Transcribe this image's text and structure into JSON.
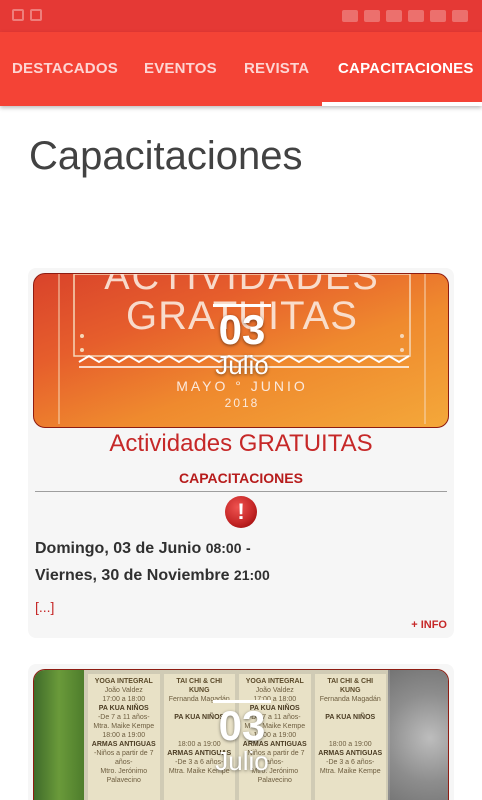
{
  "tabs": [
    {
      "label": "DESTACADOS",
      "active": false
    },
    {
      "label": "EVENTOS",
      "active": false
    },
    {
      "label": "REVISTA",
      "active": false
    },
    {
      "label": "CAPACITACIONES",
      "active": true
    }
  ],
  "page": {
    "title": "Capacitaciones"
  },
  "cards": [
    {
      "banner": {
        "line1": "ACTIVIDADES",
        "line2": "GRATUITAS",
        "subtitle": "MAYO ° JUNIO",
        "year": "2018"
      },
      "day": "03",
      "month": "Julio",
      "title": "Actividades GRATUITAS",
      "category": "CAPACITACIONES",
      "start_date": "Domingo, 03 de Junio",
      "start_time": "08:00",
      "start_sep": "-",
      "end_date": "Viernes, 30 de Noviembre",
      "end_time": "21:00",
      "excerpt": "[...]",
      "more_label": "+ INFO"
    },
    {
      "day": "03",
      "month": "Julio",
      "schedule": {
        "headers": [
          "YOGA INTEGRAL",
          "TAI CHI & CHI KUNG",
          "YOGA INTEGRAL",
          "TAI CHI & CHI KUNG"
        ],
        "teachers": [
          "João Valdez",
          "Fernanda Magadán",
          "João Valdez",
          "Fernanda Magadán"
        ],
        "time1": [
          "17:00 a 18:00",
          "",
          "17:00 a 18:00",
          ""
        ],
        "class1": [
          "PA KUA NIÑOS",
          "PA KUA NIÑOS",
          "PA KUA NIÑOS",
          "PA KUA NIÑOS"
        ],
        "age1": [
          "-De 7 a 11 años-",
          "",
          "-De 7 a 11 años-",
          ""
        ],
        "teacher1": [
          "Mtra. Maike Kempe",
          "",
          "Mtra. Maike Kempe",
          ""
        ],
        "time2": [
          "18:00 a 19:00",
          "18:00 a 19:00",
          "18:00 a 19:00",
          "18:00 a 19:00"
        ],
        "class2": [
          "ARMAS ANTIGUAS",
          "ARMAS ANTIGUAS",
          "ARMAS ANTIGUAS",
          "ARMAS ANTIGUAS"
        ],
        "age2": [
          "-Niños a partir de 7 años-",
          "-De 3 a 6 años-",
          "-Niños a partir de 7 años-",
          "-De 3 a 6 años-"
        ],
        "teacher2": [
          "Mtro. Jerónimo Palavecino",
          "Mtra. Maike Kempe",
          "Mtro. Jerónimo Palavecino",
          "Mtra. Maike Kempe"
        ]
      }
    }
  ],
  "colors": {
    "primary": "#f44336",
    "status": "#e53935",
    "accent": "#c62828"
  }
}
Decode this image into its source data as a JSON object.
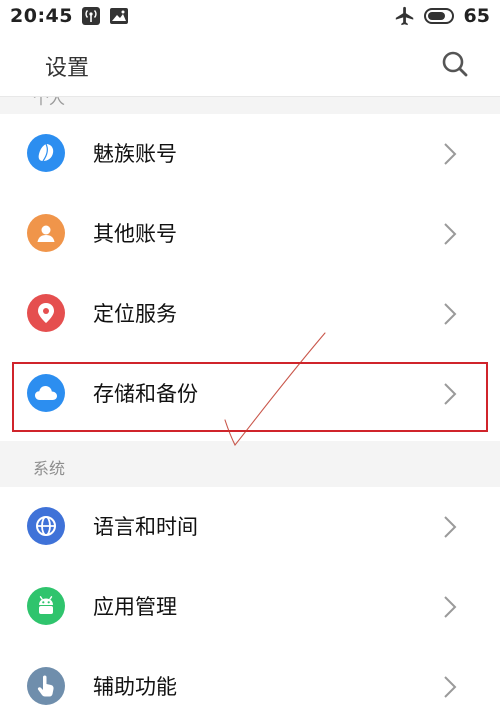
{
  "status_bar": {
    "time": "20:45",
    "battery_level": "65",
    "icons": [
      "wifi-hotspot-icon",
      "image-notification-icon",
      "airplane-mode-icon",
      "battery-icon"
    ]
  },
  "header": {
    "title": "设置",
    "search_icon": "search-icon"
  },
  "partial_section": {
    "label": "个人"
  },
  "account_items": [
    {
      "label": "魅族账号",
      "icon": "flyme-account-icon",
      "color": "#2c8ef0"
    },
    {
      "label": "其他账号",
      "icon": "person-icon",
      "color": "#f0954a"
    },
    {
      "label": "定位服务",
      "icon": "location-pin-icon",
      "color": "#e54f4f"
    },
    {
      "label": "存储和备份",
      "icon": "cloud-icon",
      "color": "#2c8ef0"
    }
  ],
  "system_section": {
    "label": "系统",
    "items": [
      {
        "label": "语言和时间",
        "icon": "globe-icon",
        "color": "#3f72d8"
      },
      {
        "label": "应用管理",
        "icon": "android-icon",
        "color": "#2fc46d"
      },
      {
        "label": "辅助功能",
        "icon": "hand-pointer-icon",
        "color": "#6f8eac"
      }
    ]
  },
  "colors": {
    "highlight": "#d0242b",
    "section_background": "#f4f4f4",
    "chevron": "#9a9a9a"
  }
}
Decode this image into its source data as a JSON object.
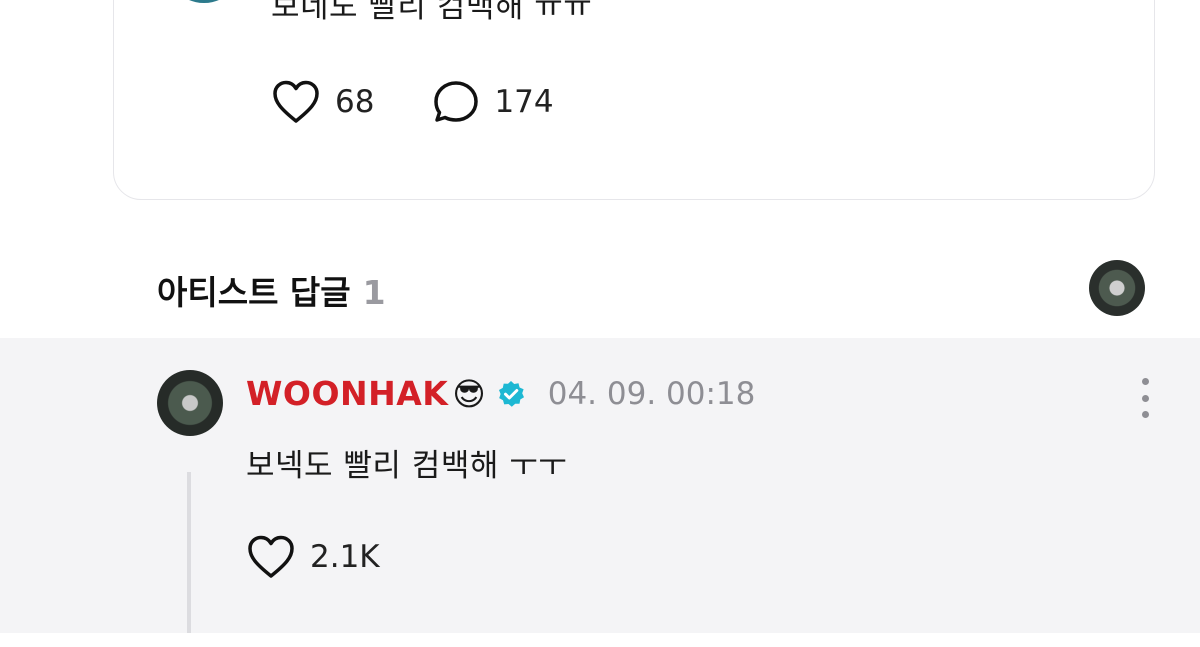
{
  "post": {
    "text": "보네도 빨리 컴백해 ㅠㅠ",
    "likes": "68",
    "comments": "174",
    "icons": {
      "like": "heart-icon",
      "comment": "comment-bubble-icon"
    }
  },
  "artist_replies": {
    "title": "아티스트 답글",
    "count": "1"
  },
  "reply": {
    "author": "WOONHAK",
    "emoji": "😎",
    "timestamp": "04. 09. 00:18",
    "text": "보넥도 빨리 컴백해 ㅜㅜ",
    "likes": "2.1K",
    "icons": {
      "verified": "verified-badge-icon",
      "more": "more-vertical-icon",
      "like": "heart-icon"
    }
  },
  "colors": {
    "author_name": "#d32027",
    "verified": "#1db8d3",
    "reply_background": "#f4f4f6",
    "muted_text": "#8e8e94"
  }
}
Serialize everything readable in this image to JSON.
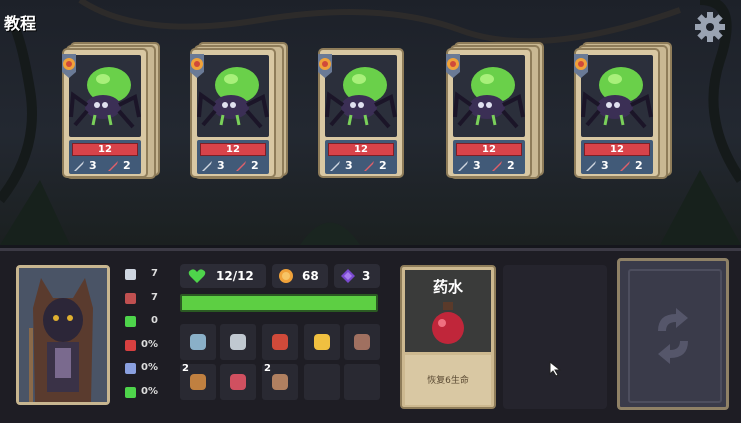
{
  "header": {
    "title": "教程"
  },
  "enemies": [
    {
      "hp": "12",
      "attack": "3",
      "defense": "2"
    },
    {
      "hp": "12",
      "attack": "3",
      "defense": "2"
    },
    {
      "hp": "12",
      "attack": "3",
      "defense": "2"
    },
    {
      "hp": "12",
      "attack": "3",
      "defense": "2"
    },
    {
      "hp": "12",
      "attack": "3",
      "defense": "2"
    }
  ],
  "player": {
    "stats": [
      {
        "icon": "sword-icon",
        "value": "7"
      },
      {
        "icon": "shield-icon",
        "value": "7"
      },
      {
        "icon": "clover-icon",
        "value": "0"
      },
      {
        "icon": "grid-icon",
        "value": "0%"
      },
      {
        "icon": "feather-icon",
        "value": "0%"
      },
      {
        "icon": "plus-circle-icon",
        "value": "0%"
      }
    ],
    "hp": "12/12",
    "hp_fraction": 1.0,
    "gold": "68",
    "gems": "3"
  },
  "inventory": [
    {
      "icon": "scroll-pouch-icon",
      "count": ""
    },
    {
      "icon": "dagger-icon",
      "count": ""
    },
    {
      "icon": "helmet-icon",
      "count": ""
    },
    {
      "icon": "flask-icon",
      "count": ""
    },
    {
      "icon": "round-shield-icon",
      "count": ""
    },
    {
      "icon": "club-icon",
      "count": "2"
    },
    {
      "icon": "spear-icon",
      "count": ""
    },
    {
      "icon": "chain-icon",
      "count": "2"
    }
  ],
  "potion_card": {
    "title": "药水",
    "description": "恢复6生命"
  },
  "colors": {
    "hp_red": "#d8434a",
    "hp_green": "#5dcf43",
    "card_frame": "#d9c8a3",
    "stat_blue": "#415a78"
  }
}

◆ Prompt:
Give back the entries verbatim. Do not include any picture.

◆ Output below:
Transcribe this image's text and structure into JSON.
{
  "tabs": [
    {
      "label": "DESTACADOS",
      "active": false
    },
    {
      "label": "EVENTOS",
      "active": false
    },
    {
      "label": "REVISTA",
      "active": false
    },
    {
      "label": "CAPACITACIONES",
      "active": true
    }
  ],
  "page": {
    "title": "Capacitaciones"
  },
  "cards": [
    {
      "banner": {
        "line1": "ACTIVIDADES",
        "line2": "GRATUITAS",
        "subtitle": "MAYO ° JUNIO",
        "year": "2018"
      },
      "day": "03",
      "month": "Julio",
      "title": "Actividades GRATUITAS",
      "category": "CAPACITACIONES",
      "start_date": "Domingo, 03 de Junio",
      "start_time": "08:00",
      "start_sep": "-",
      "end_date": "Viernes, 30 de Noviembre",
      "end_time": "21:00",
      "excerpt": "[...]",
      "more_label": "+ INFO"
    },
    {
      "day": "03",
      "month": "Julio",
      "schedule": {
        "headers": [
          "YOGA INTEGRAL",
          "TAI CHI & CHI KUNG",
          "YOGA INTEGRAL",
          "TAI CHI & CHI KUNG"
        ],
        "teachers": [
          "João Valdez",
          "Fernanda Magadán",
          "João Valdez",
          "Fernanda Magadán"
        ],
        "time1": [
          "17:00 a 18:00",
          "",
          "17:00 a 18:00",
          ""
        ],
        "class1": [
          "PA KUA NIÑOS",
          "PA KUA NIÑOS",
          "PA KUA NIÑOS",
          "PA KUA NIÑOS"
        ],
        "age1": [
          "-De 7 a 11 años-",
          "",
          "-De 7 a 11 años-",
          ""
        ],
        "teacher1": [
          "Mtra. Maike Kempe",
          "",
          "Mtra. Maike Kempe",
          ""
        ],
        "time2": [
          "18:00 a 19:00",
          "18:00 a 19:00",
          "18:00 a 19:00",
          "18:00 a 19:00"
        ],
        "class2": [
          "ARMAS ANTIGUAS",
          "ARMAS ANTIGUAS",
          "ARMAS ANTIGUAS",
          "ARMAS ANTIGUAS"
        ],
        "age2": [
          "-Niños a partir de 7 años-",
          "-De 3 a 6 años-",
          "-Niños a partir de 7 años-",
          "-De 3 a 6 años-"
        ],
        "teacher2": [
          "Mtro. Jerónimo Palavecino",
          "Mtra. Maike Kempe",
          "Mtro. Jerónimo Palavecino",
          "Mtra. Maike Kempe"
        ]
      }
    }
  ],
  "colors": {
    "primary": "#f44336",
    "status": "#e53935",
    "accent": "#c62828"
  }
}
Decode this image into its source data as a JSON object.
{
  "status_bar": {
    "time": "20:45",
    "battery_level": "65",
    "icons": [
      "wifi-hotspot-icon",
      "image-notification-icon",
      "airplane-mode-icon",
      "battery-icon"
    ]
  },
  "header": {
    "title": "设置",
    "search_icon": "search-icon"
  },
  "partial_section": {
    "label": "个人"
  },
  "account_items": [
    {
      "label": "魅族账号",
      "icon": "flyme-account-icon",
      "color": "#2c8ef0"
    },
    {
      "label": "其他账号",
      "icon": "person-icon",
      "color": "#f0954a"
    },
    {
      "label": "定位服务",
      "icon": "location-pin-icon",
      "color": "#e54f4f"
    },
    {
      "label": "存储和备份",
      "icon": "cloud-icon",
      "color": "#2c8ef0"
    }
  ],
  "system_section": {
    "label": "系统",
    "items": [
      {
        "label": "语言和时间",
        "icon": "globe-icon",
        "color": "#3f72d8"
      },
      {
        "label": "应用管理",
        "icon": "android-icon",
        "color": "#2fc46d"
      },
      {
        "label": "辅助功能",
        "icon": "hand-pointer-icon",
        "color": "#6f8eac"
      }
    ]
  },
  "colors": {
    "highlight": "#d0242b",
    "section_background": "#f4f4f4",
    "chevron": "#9a9a9a"
  }
}
Decode this image into its source data as a JSON object.
{
  "post": {
    "text": "보네도 빨리 컴백해 ㅠㅠ",
    "likes": "68",
    "comments": "174",
    "icons": {
      "like": "heart-icon",
      "comment": "comment-bubble-icon"
    }
  },
  "artist_replies": {
    "title": "아티스트 답글",
    "count": "1"
  },
  "reply": {
    "author": "WOONHAK",
    "emoji": "😎",
    "timestamp": "04. 09. 00:18",
    "text": "보넥도 빨리 컴백해 ㅜㅜ",
    "likes": "2.1K",
    "icons": {
      "verified": "verified-badge-icon",
      "more": "more-vertical-icon",
      "like": "heart-icon"
    }
  },
  "colors": {
    "author_name": "#d32027",
    "verified": "#1db8d3",
    "reply_background": "#f4f4f6",
    "muted_text": "#8e8e94"
  }
}
Serialize everything readable in this image to JSON.
{
  "header": {
    "title": "教程"
  },
  "enemies": [
    {
      "hp": "12",
      "attack": "3",
      "defense": "2"
    },
    {
      "hp": "12",
      "attack": "3",
      "defense": "2"
    },
    {
      "hp": "12",
      "attack": "3",
      "defense": "2"
    },
    {
      "hp": "12",
      "attack": "3",
      "defense": "2"
    },
    {
      "hp": "12",
      "attack": "3",
      "defense": "2"
    }
  ],
  "player": {
    "stats": [
      {
        "icon": "sword-icon",
        "value": "7"
      },
      {
        "icon": "shield-icon",
        "value": "7"
      },
      {
        "icon": "clover-icon",
        "value": "0"
      },
      {
        "icon": "grid-icon",
        "value": "0%"
      },
      {
        "icon": "feather-icon",
        "value": "0%"
      },
      {
        "icon": "plus-circle-icon",
        "value": "0%"
      }
    ],
    "hp": "12/12",
    "hp_fraction": 1.0,
    "gold": "68",
    "gems": "3"
  },
  "inventory": [
    {
      "icon": "scroll-pouch-icon",
      "count": ""
    },
    {
      "icon": "dagger-icon",
      "count": ""
    },
    {
      "icon": "helmet-icon",
      "count": ""
    },
    {
      "icon": "flask-icon",
      "count": ""
    },
    {
      "icon": "round-shield-icon",
      "count": ""
    },
    {
      "icon": "club-icon",
      "count": "2"
    },
    {
      "icon": "spear-icon",
      "count": ""
    },
    {
      "icon": "chain-icon",
      "count": "2"
    }
  ],
  "potion_card": {
    "title": "药水",
    "description": "恢复6生命"
  },
  "colors": {
    "hp_red": "#d8434a",
    "hp_green": "#5dcf43",
    "card_frame": "#d9c8a3",
    "stat_blue": "#415a78"
  }
}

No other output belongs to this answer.